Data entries
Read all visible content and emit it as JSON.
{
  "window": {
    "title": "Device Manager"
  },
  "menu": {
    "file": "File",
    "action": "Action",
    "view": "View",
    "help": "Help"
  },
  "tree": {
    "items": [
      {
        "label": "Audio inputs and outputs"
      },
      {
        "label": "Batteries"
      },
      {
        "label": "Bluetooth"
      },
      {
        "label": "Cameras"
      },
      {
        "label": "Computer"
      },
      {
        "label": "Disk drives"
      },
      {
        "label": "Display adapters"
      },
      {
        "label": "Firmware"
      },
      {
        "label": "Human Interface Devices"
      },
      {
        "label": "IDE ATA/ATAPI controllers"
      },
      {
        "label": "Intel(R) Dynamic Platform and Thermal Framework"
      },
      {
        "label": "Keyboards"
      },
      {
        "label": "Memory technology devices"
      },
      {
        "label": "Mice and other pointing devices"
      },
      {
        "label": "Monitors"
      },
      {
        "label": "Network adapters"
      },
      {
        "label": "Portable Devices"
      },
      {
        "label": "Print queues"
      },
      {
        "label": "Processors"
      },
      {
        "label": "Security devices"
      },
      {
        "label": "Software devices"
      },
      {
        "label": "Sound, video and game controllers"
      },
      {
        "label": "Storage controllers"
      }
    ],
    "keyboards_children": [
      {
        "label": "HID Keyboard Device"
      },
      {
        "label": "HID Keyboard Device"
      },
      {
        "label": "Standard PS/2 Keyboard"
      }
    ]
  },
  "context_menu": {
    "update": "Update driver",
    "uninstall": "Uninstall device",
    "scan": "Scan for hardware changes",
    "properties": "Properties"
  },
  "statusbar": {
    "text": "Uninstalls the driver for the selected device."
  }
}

- Do this:
Search the data above for the word "driver", then gather each line in which it appears.

- Finished answer:
    "update": "Update driver",
    "text": "Uninstalls the driver for the selected device."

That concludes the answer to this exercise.